→ **Task brief**:
Please quote every line word for word.

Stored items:
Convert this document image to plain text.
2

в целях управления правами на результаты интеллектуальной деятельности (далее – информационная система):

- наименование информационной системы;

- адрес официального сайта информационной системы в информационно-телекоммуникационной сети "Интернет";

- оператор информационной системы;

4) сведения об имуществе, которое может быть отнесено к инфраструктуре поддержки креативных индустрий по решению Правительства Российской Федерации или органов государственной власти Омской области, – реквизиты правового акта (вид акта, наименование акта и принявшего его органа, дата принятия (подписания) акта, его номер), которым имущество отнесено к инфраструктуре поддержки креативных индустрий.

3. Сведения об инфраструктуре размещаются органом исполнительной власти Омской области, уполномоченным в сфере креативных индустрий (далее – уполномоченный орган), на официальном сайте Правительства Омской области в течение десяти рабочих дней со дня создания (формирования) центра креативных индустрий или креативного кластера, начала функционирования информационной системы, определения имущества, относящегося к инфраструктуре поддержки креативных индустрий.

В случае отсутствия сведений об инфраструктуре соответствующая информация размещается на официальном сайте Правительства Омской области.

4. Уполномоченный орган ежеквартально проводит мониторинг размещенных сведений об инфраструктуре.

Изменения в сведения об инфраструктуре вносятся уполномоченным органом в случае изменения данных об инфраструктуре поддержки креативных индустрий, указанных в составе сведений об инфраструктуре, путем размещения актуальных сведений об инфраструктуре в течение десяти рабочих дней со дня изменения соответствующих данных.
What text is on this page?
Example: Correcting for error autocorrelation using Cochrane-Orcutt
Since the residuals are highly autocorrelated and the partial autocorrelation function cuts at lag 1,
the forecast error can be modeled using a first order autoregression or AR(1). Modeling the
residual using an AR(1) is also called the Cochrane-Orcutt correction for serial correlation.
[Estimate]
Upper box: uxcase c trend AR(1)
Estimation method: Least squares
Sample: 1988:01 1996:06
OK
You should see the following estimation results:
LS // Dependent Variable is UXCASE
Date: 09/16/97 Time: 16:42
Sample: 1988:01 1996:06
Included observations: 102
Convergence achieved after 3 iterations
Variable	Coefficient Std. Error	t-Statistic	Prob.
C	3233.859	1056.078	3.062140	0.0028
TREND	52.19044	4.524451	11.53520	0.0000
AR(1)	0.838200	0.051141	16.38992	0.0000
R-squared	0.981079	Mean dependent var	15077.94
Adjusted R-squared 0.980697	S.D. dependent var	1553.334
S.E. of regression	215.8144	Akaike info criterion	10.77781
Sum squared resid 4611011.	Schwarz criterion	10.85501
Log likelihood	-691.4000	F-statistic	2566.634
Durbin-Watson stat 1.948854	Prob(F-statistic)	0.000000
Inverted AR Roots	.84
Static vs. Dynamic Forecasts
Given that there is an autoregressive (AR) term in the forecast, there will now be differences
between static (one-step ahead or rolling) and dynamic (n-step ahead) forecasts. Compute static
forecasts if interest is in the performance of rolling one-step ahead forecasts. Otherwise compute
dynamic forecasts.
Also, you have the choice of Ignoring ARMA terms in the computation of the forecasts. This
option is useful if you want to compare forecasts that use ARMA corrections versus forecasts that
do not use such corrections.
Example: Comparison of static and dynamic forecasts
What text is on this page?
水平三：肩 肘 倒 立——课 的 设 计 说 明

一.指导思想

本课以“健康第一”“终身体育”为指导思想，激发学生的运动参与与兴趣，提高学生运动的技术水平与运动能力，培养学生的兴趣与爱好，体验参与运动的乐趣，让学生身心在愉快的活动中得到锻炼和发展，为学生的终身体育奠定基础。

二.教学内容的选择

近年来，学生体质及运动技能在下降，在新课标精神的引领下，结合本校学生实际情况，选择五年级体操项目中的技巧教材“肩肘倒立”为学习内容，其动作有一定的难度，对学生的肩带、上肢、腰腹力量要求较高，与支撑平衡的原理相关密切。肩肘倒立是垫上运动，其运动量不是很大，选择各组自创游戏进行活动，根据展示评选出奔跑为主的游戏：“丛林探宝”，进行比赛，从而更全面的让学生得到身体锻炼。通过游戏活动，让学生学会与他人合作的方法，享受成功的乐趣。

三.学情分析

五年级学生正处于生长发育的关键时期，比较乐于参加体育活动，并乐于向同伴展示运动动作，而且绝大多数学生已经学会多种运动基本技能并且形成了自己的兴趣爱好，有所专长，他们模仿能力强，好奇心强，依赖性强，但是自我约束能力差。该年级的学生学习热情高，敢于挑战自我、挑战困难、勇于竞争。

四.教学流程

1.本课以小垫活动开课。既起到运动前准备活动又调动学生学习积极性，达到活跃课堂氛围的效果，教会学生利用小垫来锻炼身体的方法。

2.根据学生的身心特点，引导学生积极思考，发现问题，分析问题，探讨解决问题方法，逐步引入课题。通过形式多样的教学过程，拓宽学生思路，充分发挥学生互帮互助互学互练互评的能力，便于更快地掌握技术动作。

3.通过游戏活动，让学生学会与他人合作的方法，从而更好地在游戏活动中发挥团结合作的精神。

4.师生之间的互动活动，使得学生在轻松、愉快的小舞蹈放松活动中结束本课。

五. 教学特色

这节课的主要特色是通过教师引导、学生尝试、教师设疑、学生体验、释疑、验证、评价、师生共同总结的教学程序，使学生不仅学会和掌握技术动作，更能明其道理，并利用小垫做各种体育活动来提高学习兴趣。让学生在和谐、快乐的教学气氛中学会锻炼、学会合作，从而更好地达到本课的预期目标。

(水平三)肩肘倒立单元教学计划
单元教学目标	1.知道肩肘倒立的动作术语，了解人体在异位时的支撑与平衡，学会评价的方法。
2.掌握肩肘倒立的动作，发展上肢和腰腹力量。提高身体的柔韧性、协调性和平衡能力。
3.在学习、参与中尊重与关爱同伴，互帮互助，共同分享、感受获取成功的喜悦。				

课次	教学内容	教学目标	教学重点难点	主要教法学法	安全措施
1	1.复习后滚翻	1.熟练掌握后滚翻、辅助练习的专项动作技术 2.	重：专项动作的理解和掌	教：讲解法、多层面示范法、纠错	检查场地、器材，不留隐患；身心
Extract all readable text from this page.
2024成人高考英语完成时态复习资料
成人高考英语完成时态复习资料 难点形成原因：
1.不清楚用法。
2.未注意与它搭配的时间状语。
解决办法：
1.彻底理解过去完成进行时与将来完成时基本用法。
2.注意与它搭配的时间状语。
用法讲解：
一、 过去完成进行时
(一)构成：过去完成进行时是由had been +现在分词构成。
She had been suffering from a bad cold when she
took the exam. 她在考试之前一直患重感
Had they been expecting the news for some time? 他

→ **Response for this exercise**:
Convert this document image to plain text.
2

в целях управления правами на результаты интеллектуальной деятельности (далее – информационная система):

- наименование информационной системы;

- адрес официального сайта информационной системы в информационно-телекоммуникационной сети "Интернет";

- оператор информационной системы;

4) сведения об имуществе, которое может быть отнесено к инфраструктуре поддержки креативных индустрий по решению Правительства Российской Федерации или органов государственной власти Омской области, – реквизиты правового акта (вид акта, наименование акта и принявшего его органа, дата принятия (подписания) акта, его номер), которым имущество отнесено к инфраструктуре поддержки креативных индустрий.

3. Сведения об инфраструктуре размещаются органом исполнительной власти Омской области, уполномоченным в сфере креативных индустрий (далее – уполномоченный орган), на официальном сайте Правительства Омской области в течение десяти рабочих дней со дня создания (формирования) центра креативных индустрий или креативного кластера, начала функционирования информационной системы, определения имущества, относящегося к инфраструктуре поддержки креативных индустрий.

В случае отсутствия сведений об инфраструктуре соответствующая информация размещается на официальном сайте Правительства Омской области.

4. Уполномоченный орган ежеквартально проводит мониторинг размещенных сведений об инфраструктуре.

Изменения в сведения об инфраструктуре вносятся уполномоченным органом в случае изменения данных об инфраструктуре поддержки креативных индустрий, указанных в составе сведений об инфраструктуре, путем размещения актуальных сведений об инфраструктуре в течение десяти рабочих дней со дня изменения соответствующих данных.
What text is on this page?
Example: Correcting for error autocorrelation using Cochrane-Orcutt
Since the residuals are highly autocorrelated and the partial autocorrelation function cuts at lag 1,
the forecast error can be modeled using a first order autoregression or AR(1). Modeling the
residual using an AR(1) is also called the Cochrane-Orcutt correction for serial correlation.
[Estimate]
Upper box: uxcase c trend AR(1)
Estimation method: Least squares
Sample: 1988:01 1996:06
OK
You should see the following estimation results:
LS // Dependent Variable is UXCASE
Date: 09/16/97 Time: 16:42
Sample: 1988:01 1996:06
Included observations: 102
Convergence achieved after 3 iterations
Variable	Coefficient Std. Error	t-Statistic	Prob.
C	3233.859	1056.078	3.062140	0.0028
TREND	52.19044	4.524451	11.53520	0.0000
AR(1)	0.838200	0.051141	16.38992	0.0000
R-squared	0.981079	Mean dependent var	15077.94
Adjusted R-squared 0.980697	S.D. dependent var	1553.334
S.E. of regression	215.8144	Akaike info criterion	10.77781
Sum squared resid 4611011.	Schwarz criterion	10.85501
Log likelihood	-691.4000	F-statistic	2566.634
Durbin-Watson stat 1.948854	Prob(F-statistic)	0.000000
Inverted AR Roots	.84
Static vs. Dynamic Forecasts
Given that there is an autoregressive (AR) term in the forecast, there will now be differences
between static (one-step ahead or rolling) and dynamic (n-step ahead) forecasts. Compute static
forecasts if interest is in the performance of rolling one-step ahead forecasts. Otherwise compute
dynamic forecasts.
Also, you have the choice of Ignoring ARMA terms in the computation of the forecasts. This
option is useful if you want to compare forecasts that use ARMA corrections versus forecasts that
do not use such corrections.
Example: Comparison of static and dynamic forecasts
What text is on this page?
水平三：肩 肘 倒 立——课 的 设 计 说 明

一.指导思想

本课以“健康第一”“终身体育”为指导思想，激发学生的运动参与与兴趣，提高学生运动的技术水平与运动能力，培养学生的兴趣与爱好，体验参与运动的乐趣，让学生身心在愉快的活动中得到锻炼和发展，为学生的终身体育奠定基础。

二.教学内容的选择

近年来，学生体质及运动技能在下降，在新课标精神的引领下，结合本校学生实际情况，选择五年级体操项目中的技巧教材“肩肘倒立”为学习内容，其动作有一定的难度，对学生的肩带、上肢、腰腹力量要求较高，与支撑平衡的原理相关密切。肩肘倒立是垫上运动，其运动量不是很大，选择各组自创游戏进行活动，根据展示评选出奔跑为主的游戏：“丛林探宝”，进行比赛，从而更全面的让学生得到身体锻炼。通过游戏活动，让学生学会与他人合作的方法，享受成功的乐趣。

三.学情分析

五年级学生正处于生长发育的关键时期，比较乐于参加体育活动，并乐于向同伴展示运动动作，而且绝大多数学生已经学会多种运动基本技能并且形成了自己的兴趣爱好，有所专长，他们模仿能力强，好奇心强，依赖性强，但是自我约束能力差。该年级的学生学习热情高，敢于挑战自我、挑战困难、勇于竞争。

四.教学流程

1.本课以小垫活动开课。既起到运动前准备活动又调动学生学习积极性，达到活跃课堂氛围的效果，教会学生利用小垫来锻炼身体的方法。

2.根据学生的身心特点，引导学生积极思考，发现问题，分析问题，探讨解决问题方法，逐步引入课题。通过形式多样的教学过程，拓宽学生思路，充分发挥学生互帮互助互学互练互评的能力，便于更快地掌握技术动作。

3.通过游戏活动，让学生学会与他人合作的方法，从而更好地在游戏活动中发挥团结合作的精神。

4.师生之间的互动活动，使得学生在轻松、愉快的小舞蹈放松活动中结束本课。

五. 教学特色

这节课的主要特色是通过教师引导、学生尝试、教师设疑、学生体验、释疑、验证、评价、师生共同总结的教学程序，使学生不仅学会和掌握技术动作，更能明其道理，并利用小垫做各种体育活动来提高学习兴趣。让学生在和谐、快乐的教学气氛中学会锻炼、学会合作，从而更好地达到本课的预期目标。

(水平三)肩肘倒立单元教学计划
单元教学目标	1.知道肩肘倒立的动作术语，了解人体在异位时的支撑与平衡，学会评价的方法。
2.掌握肩肘倒立的动作，发展上肢和腰腹力量。提高身体的柔韧性、协调性和平衡能力。
3.在学习、参与中尊重与关爱同伴，互帮互助，共同分享、感受获取成功的喜悦。				

课次	教学内容	教学目标	教学重点难点	主要教法学法	安全措施
1	1.复习后滚翻	1.熟练掌握后滚翻、辅助练习的专项动作技术 2.	重：专项动作的理解和掌	教：讲解法、多层面示范法、纠错	检查场地、器材，不留隐患；身心
Extract all readable text from this page.
2024成人高考英语完成时态复习资料
成人高考英语完成时态复习资料 难点形成原因：
1.不清楚用法。
2.未注意与它搭配的时间状语。
解决办法：
1.彻底理解过去完成进行时与将来完成时基本用法。
2.注意与它搭配的时间状语。
用法讲解：
一、 过去完成进行时
(一)构成：过去完成进行时是由had been +现在分词构成。
She had been suffering from a bad cold when she
took the exam. 她在考试之前一直患重感
Had they been expecting the news for some time? 他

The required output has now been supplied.